*WORK TO COMPLETE*:
List every line in this data where the string "SVCD" occurs.

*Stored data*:

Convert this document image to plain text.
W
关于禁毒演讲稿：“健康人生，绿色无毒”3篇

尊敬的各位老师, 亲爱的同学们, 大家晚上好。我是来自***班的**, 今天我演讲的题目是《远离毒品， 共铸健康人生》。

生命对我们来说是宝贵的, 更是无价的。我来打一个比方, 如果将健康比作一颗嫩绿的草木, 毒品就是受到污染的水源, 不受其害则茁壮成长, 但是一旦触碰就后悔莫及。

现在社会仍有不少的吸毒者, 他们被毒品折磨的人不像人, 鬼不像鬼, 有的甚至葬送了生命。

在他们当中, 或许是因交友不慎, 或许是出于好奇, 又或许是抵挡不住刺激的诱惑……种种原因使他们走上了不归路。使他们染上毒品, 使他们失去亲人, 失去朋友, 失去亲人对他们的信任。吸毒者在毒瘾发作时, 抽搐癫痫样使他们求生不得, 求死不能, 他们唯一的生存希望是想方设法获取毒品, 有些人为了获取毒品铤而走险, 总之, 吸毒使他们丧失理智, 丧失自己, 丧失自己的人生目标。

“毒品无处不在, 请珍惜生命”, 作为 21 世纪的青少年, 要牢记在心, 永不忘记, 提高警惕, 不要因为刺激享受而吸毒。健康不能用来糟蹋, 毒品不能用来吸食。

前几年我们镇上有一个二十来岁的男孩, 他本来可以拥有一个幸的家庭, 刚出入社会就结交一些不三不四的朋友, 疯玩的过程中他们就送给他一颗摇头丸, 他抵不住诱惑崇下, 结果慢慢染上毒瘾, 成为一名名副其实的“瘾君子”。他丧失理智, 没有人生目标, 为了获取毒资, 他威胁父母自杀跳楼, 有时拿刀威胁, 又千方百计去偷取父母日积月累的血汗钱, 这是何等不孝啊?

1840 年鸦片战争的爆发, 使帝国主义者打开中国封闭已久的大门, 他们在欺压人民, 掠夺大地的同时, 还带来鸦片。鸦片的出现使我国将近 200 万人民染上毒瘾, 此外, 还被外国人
...
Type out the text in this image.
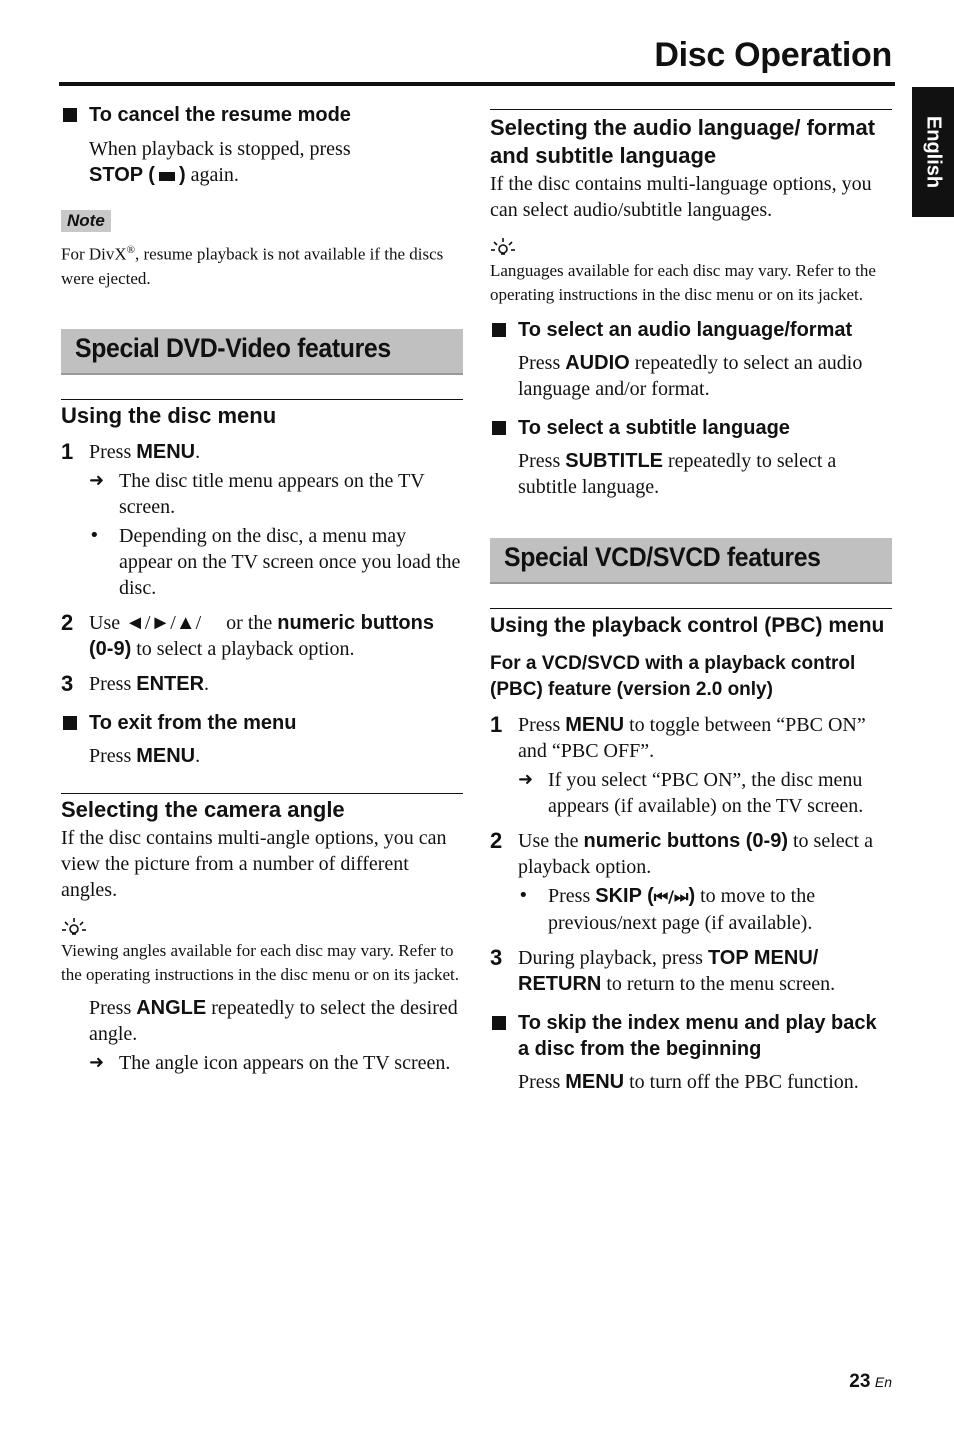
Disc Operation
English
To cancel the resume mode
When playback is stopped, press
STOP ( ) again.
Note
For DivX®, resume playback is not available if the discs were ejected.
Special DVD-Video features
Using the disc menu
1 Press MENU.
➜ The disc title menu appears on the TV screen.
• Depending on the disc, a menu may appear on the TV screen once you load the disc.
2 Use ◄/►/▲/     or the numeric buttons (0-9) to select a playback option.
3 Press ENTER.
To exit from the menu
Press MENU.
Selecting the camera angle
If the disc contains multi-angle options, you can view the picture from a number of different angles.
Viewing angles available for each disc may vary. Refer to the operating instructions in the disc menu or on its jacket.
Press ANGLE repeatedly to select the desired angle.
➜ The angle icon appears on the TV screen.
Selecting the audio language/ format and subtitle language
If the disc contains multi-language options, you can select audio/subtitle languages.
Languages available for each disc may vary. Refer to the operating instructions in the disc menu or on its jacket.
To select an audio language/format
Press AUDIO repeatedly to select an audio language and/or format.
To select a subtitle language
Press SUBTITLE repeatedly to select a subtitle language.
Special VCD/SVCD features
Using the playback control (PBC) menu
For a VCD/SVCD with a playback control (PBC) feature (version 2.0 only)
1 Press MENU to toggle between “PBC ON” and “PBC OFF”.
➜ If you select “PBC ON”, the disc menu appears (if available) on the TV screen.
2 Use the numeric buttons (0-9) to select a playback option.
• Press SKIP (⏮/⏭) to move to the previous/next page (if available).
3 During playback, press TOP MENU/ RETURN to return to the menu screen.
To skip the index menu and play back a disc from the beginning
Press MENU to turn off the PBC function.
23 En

*SOLUTION FOR THIS PROBLEM*:
Special VCD/SVCD features
For a VCD/SVCD with a playback control (PBC) feature (version 2.0 only)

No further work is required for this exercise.